───── Listed records
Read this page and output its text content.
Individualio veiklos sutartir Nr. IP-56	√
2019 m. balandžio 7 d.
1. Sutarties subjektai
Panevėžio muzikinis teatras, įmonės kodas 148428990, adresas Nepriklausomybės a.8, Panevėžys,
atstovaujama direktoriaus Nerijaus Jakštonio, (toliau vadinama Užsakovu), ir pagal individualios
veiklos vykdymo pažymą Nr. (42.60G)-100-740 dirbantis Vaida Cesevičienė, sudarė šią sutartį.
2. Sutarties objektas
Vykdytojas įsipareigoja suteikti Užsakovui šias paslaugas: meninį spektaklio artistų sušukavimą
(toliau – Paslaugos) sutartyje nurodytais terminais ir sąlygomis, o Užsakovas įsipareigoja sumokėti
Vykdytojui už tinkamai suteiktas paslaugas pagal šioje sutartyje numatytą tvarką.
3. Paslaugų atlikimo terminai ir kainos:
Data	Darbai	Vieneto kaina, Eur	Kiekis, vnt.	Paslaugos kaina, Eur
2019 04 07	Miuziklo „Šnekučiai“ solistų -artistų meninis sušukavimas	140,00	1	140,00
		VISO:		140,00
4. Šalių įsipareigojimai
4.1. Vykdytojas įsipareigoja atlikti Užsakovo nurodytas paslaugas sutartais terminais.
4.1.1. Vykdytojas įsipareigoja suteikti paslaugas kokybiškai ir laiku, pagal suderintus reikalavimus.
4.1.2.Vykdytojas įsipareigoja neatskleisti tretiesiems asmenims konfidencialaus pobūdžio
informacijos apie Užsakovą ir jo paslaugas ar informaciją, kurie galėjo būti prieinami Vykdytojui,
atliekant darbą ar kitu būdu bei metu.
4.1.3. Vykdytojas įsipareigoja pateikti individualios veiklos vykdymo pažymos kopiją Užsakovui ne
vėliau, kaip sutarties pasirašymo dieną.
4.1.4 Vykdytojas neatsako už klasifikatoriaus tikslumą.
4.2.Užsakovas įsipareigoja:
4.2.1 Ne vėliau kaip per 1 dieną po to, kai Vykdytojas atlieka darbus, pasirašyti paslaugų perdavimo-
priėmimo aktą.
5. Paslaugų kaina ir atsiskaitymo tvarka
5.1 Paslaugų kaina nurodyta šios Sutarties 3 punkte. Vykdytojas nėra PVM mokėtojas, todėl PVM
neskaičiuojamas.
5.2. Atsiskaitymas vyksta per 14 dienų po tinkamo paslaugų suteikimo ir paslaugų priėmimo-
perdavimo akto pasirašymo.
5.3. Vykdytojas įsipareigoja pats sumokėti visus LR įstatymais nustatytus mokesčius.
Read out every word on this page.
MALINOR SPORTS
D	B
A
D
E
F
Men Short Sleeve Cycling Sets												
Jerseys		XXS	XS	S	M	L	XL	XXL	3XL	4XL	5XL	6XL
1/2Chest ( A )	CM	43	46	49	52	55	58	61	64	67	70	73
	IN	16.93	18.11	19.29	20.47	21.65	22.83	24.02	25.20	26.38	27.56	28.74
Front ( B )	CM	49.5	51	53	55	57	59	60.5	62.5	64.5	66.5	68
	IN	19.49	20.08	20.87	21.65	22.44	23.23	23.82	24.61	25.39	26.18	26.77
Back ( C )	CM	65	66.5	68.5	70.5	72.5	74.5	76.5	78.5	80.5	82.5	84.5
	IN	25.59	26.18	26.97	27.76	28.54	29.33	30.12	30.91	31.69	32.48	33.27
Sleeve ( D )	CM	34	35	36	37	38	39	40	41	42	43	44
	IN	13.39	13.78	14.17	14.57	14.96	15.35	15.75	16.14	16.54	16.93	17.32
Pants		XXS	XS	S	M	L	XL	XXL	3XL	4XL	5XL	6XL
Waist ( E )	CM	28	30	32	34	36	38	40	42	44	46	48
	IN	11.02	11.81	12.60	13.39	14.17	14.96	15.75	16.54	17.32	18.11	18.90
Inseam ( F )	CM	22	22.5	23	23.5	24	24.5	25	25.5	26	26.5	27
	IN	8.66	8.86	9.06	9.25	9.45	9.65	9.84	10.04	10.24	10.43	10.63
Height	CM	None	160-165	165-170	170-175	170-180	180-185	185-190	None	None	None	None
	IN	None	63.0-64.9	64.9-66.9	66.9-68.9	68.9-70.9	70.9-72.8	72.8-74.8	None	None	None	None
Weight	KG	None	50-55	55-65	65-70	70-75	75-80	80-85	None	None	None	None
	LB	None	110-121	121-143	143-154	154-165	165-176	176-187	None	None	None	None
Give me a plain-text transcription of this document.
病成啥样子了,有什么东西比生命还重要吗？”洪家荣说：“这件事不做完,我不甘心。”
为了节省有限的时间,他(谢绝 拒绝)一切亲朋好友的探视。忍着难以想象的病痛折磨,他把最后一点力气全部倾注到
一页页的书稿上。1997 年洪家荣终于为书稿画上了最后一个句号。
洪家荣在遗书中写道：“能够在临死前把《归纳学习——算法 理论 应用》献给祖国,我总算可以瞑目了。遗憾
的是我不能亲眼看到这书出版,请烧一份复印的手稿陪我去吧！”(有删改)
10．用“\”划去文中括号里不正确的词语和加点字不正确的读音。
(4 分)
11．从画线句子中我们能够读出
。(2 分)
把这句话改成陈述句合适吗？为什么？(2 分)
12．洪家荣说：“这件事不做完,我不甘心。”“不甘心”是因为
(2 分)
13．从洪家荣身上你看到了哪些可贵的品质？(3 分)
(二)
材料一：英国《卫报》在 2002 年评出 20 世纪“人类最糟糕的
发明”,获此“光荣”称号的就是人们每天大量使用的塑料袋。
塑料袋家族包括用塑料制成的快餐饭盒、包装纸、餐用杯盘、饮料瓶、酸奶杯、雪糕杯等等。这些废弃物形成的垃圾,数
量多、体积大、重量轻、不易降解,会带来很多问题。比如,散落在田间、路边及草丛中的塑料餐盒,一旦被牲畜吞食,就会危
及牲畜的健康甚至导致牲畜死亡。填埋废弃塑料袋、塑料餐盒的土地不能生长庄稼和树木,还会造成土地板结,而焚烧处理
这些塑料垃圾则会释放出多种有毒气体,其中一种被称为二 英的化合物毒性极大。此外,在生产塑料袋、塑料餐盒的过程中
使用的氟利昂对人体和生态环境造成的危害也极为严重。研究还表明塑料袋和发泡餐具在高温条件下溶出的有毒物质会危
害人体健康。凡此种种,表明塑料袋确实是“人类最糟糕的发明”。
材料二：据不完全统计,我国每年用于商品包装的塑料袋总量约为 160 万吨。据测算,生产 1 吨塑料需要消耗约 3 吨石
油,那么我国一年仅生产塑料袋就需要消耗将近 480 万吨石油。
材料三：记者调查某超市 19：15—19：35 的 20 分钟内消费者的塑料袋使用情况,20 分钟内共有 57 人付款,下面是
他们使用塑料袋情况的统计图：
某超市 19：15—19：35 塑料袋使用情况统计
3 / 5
──────────
- _What the exercise asks_
State how many lines above contain the string "vėliau", with no other words.

- _Finished answer_
2